[Document passage — start]

Kurt D. Zeilenga writes:
> Though I think you might have misunderstand some of my points,
> I likely some of yours, and that we're not exactly seeing eye to
> eye on the "why", I think we've converging on acceptable
> replacement text.

I don't:-(

> Here is my latest offering:
> 
> - guidance as to what value the sender should provide for the
>   criticality field

That still has the problem that it removes the server's license to
treat the 'unadvised' criticality as an error.  In that, it goes
exactly in the opposite direction of what I want.  My preference is
this text from protocol-19:

   - whether the criticality field should be always set to TRUE,
     always set to FALSE, or sender's choice

Failing that, my second suggestion would be to revert to RFC 2251's
text:

   - whether the control is always non critical, always critical, or
     optionally critical, 

which at least won't introduce any incompatibility.

[Document passage — finish]
[Dataset entries — start]

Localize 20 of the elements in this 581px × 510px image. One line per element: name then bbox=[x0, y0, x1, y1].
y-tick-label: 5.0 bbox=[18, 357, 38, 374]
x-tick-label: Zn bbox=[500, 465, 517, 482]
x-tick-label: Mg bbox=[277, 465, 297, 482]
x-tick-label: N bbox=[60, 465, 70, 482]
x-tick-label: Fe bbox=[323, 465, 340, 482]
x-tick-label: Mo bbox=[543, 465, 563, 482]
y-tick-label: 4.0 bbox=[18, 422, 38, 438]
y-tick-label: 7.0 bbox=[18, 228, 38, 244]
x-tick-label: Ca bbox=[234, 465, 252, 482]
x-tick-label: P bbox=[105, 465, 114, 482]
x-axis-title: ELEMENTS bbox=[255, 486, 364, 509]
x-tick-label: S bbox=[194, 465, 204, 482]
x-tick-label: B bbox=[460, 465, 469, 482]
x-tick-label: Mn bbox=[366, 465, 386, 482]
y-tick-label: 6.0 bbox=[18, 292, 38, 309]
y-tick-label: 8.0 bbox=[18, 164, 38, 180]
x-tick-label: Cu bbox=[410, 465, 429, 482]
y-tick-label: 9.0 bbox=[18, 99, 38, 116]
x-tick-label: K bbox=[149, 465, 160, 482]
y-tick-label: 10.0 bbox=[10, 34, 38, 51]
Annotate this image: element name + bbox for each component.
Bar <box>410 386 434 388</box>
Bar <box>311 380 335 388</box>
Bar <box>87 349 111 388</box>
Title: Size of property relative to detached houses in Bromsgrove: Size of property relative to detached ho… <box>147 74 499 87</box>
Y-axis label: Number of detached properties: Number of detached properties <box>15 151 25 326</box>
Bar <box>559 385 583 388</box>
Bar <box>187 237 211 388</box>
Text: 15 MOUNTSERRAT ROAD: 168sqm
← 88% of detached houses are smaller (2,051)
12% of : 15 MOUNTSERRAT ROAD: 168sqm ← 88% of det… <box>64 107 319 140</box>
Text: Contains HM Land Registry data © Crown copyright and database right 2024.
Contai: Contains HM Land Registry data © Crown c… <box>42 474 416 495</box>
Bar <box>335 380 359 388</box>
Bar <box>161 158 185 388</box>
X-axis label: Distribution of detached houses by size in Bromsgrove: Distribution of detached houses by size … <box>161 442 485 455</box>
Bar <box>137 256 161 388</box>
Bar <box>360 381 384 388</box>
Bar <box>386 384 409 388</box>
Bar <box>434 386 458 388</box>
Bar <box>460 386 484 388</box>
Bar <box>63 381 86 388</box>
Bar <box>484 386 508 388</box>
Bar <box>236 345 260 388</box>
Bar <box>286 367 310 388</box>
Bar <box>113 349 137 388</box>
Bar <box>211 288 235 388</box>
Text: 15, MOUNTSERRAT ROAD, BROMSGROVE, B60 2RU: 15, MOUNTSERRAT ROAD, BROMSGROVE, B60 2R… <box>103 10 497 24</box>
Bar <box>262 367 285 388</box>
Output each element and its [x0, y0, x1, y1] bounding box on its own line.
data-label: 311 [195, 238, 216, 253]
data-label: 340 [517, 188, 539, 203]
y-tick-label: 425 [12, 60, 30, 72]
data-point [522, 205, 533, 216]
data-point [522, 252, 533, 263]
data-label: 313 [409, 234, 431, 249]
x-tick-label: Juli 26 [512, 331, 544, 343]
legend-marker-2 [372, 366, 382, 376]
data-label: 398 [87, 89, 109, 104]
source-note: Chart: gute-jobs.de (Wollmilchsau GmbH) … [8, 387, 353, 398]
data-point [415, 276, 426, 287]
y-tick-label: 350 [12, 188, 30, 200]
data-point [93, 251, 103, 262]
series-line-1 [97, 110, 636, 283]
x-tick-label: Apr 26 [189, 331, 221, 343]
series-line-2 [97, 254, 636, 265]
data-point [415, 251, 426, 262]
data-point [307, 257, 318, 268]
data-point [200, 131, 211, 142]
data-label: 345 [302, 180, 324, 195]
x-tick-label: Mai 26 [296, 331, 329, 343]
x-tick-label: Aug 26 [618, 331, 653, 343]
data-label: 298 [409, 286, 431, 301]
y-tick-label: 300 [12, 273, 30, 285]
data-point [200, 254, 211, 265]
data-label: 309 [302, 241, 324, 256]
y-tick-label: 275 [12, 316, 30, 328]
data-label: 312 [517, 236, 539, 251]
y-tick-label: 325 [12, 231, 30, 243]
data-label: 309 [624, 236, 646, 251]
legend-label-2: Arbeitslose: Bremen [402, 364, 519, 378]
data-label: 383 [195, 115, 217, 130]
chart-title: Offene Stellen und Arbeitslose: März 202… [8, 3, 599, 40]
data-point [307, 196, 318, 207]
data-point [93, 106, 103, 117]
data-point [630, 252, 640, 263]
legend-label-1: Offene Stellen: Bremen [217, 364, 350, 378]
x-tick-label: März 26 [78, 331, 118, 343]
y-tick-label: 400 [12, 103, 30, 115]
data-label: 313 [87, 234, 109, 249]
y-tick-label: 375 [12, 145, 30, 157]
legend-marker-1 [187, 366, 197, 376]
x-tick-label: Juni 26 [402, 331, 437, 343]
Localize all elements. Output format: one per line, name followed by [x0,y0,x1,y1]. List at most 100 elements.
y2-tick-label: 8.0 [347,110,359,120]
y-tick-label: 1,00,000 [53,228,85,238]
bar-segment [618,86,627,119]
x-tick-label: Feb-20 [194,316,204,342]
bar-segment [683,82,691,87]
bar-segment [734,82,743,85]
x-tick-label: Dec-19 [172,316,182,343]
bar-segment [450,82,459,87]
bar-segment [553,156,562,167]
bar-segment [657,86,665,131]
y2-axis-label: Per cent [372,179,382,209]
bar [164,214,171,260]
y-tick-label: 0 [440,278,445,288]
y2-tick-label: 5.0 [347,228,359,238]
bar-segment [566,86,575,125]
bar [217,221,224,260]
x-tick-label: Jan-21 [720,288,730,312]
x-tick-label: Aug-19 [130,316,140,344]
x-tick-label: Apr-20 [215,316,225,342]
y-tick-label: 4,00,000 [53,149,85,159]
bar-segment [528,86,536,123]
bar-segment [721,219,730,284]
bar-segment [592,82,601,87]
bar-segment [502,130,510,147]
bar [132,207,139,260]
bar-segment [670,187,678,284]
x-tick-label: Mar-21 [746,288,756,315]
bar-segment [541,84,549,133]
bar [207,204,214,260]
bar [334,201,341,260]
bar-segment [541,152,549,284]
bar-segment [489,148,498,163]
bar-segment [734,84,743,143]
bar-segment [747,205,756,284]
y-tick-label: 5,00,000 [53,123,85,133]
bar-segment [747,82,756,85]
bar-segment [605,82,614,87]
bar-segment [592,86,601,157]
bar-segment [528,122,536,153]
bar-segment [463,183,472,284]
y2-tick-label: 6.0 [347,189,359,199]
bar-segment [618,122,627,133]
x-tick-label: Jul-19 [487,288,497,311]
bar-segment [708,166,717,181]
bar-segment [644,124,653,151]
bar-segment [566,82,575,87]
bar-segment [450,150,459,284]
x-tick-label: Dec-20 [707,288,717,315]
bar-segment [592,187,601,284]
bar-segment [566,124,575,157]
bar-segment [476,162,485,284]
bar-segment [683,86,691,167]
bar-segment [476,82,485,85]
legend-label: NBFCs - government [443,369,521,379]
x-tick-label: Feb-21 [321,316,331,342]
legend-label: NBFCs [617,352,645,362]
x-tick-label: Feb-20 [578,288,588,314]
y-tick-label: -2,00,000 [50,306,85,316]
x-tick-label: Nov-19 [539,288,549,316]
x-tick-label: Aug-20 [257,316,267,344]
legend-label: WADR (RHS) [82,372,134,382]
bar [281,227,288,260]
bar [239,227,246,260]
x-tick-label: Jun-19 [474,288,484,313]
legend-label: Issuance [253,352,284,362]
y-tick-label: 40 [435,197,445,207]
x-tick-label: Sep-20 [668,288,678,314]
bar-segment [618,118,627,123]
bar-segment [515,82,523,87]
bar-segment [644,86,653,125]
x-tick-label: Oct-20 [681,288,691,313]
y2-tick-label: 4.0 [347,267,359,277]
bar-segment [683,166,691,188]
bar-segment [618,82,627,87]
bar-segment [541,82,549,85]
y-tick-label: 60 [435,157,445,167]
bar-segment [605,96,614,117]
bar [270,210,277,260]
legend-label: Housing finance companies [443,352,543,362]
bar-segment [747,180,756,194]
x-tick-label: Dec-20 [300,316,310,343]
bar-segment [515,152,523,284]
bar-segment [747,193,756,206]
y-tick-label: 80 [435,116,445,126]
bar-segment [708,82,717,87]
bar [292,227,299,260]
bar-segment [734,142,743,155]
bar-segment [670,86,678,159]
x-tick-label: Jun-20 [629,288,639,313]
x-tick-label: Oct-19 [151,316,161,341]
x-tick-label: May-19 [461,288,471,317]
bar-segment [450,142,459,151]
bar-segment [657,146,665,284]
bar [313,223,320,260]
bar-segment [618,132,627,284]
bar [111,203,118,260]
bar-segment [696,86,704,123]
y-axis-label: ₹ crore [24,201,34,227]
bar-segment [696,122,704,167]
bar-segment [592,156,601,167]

[Dataset entries — finish]

_Set of tasks_
- 1) Update the email on the criticality field, beginning at "Failing that, my" and stopping after "introduce any incompatibility.", with "second suggestion" changed to "fallback proposal".
- 2) Go on with the email on the criticality field, picking up after its last sentence.
The records come from a different source.

_Numbered responses_
- 1)
Failing that, my fallback proposal would be to revert to RFC 2251's
text:

   - whether the control is always non critical, always critical, or
     optionally critical, 

which at least won't introduce any incompatibility.

- 2)
(Or s/optionally critical/sender's choice/, I liked the new phrase
better.)

Also, I'm still hoping for:

  If the criticality field for a supported control does not match
  the value required by the control specification, the server SHOULD
  NOT perform the operation, but instead return protocolError in the
  resultCode if the operation has a response.
    
or s/required by/in/ if we use the RFC 2251 text above.

>   (note: the processing semantics of the
>   criticality field, which are defined above, should not be
>   altered in any way by the control's specification),

I'd strengthen that:  s/should not/can not/.  Remove '(note: )'.